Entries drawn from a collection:
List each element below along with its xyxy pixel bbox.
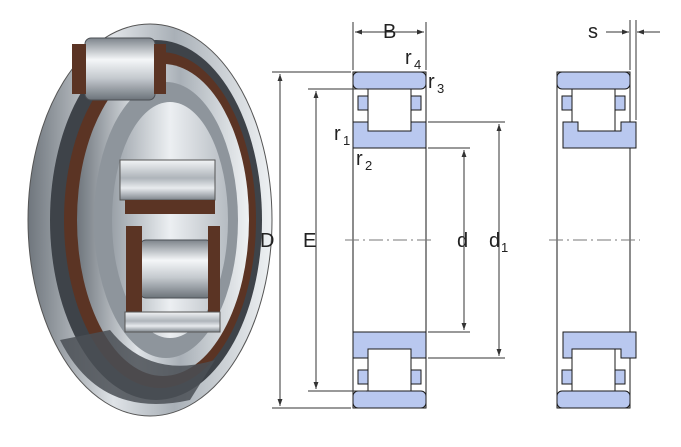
label-d1-subscript: 1 [501,240,508,255]
inner-ring-2-bottom [562,331,637,359]
label-r4: r [405,47,412,69]
label-r1: r [334,123,341,145]
roller-front [139,239,213,299]
dimension-lines [272,22,505,409]
label-outer-diameter: D [260,230,274,252]
roller-bottom-section [367,348,412,392]
outer-ring-2-bottom [556,390,631,409]
cage-section [125,200,215,214]
inner-ring-section-top [352,121,427,149]
cage-bar-top [72,44,86,94]
label-r3-subscript: 3 [437,81,444,96]
inner-ring-2-top [562,121,637,149]
cage-top-left [357,95,369,111]
label-r4-subscript: 4 [414,57,421,72]
roller-top [84,37,156,101]
label-r2-subscript: 2 [365,158,372,173]
lower-ring-curve [60,330,215,404]
cage-top-right [410,95,422,111]
outer-ring-2-top [556,71,631,90]
label-r3: r [428,71,435,93]
label-e: E [303,230,316,252]
displacement-view [549,71,640,409]
label-b: B [383,21,396,43]
label-bore-diameter: d [457,230,468,252]
label-d1: d [489,230,500,252]
label-r1-subscript: 1 [343,133,350,148]
cage-2-bottom-right [614,369,626,385]
label-s: s [588,21,598,43]
outer-ring-section [119,159,216,201]
cage-2-bottom-left [561,369,573,385]
roller-2-bottom [571,348,616,392]
cage-bar-front-left [126,226,142,312]
cage-bar-top-2 [154,44,166,94]
cage-bottom-right [410,369,422,385]
roller-top-section [367,88,412,132]
cross-section-view [345,71,435,409]
cage-bar-front-right [208,226,220,312]
cage-2-top-right [614,95,626,111]
outer-ring-section-bottom [352,390,427,409]
cage-bottom-left [357,369,369,385]
cage-2-top-left [561,95,573,111]
cylindrical-roller-bearing-photo [27,23,273,417]
inner-ring-section [124,311,221,333]
s-dimension [606,20,660,120]
label-r2: r [356,148,363,170]
outer-ring-section-top [352,71,427,90]
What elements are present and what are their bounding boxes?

◆ **GIVEN EXERCISE**: Rewrite the lines starting at the one containing "label-d1-subscript: 1 [501,240,508,255]" and ending at the one containing "label-outer-diameter: D [260,230,274,252]", with "dimension-lines" changed to "measurement-lines" and everything else left unchanged.

◆ **EXPECTED OUTPUT**:
label-d1-subscript: 1 [501,240,508,255]
inner-ring-2-bottom [562,331,637,359]
label-r4: r [405,47,412,69]
label-r1: r [334,123,341,145]
roller-front [139,239,213,299]
measurement-lines [272,22,505,409]
label-outer-diameter: D [260,230,274,252]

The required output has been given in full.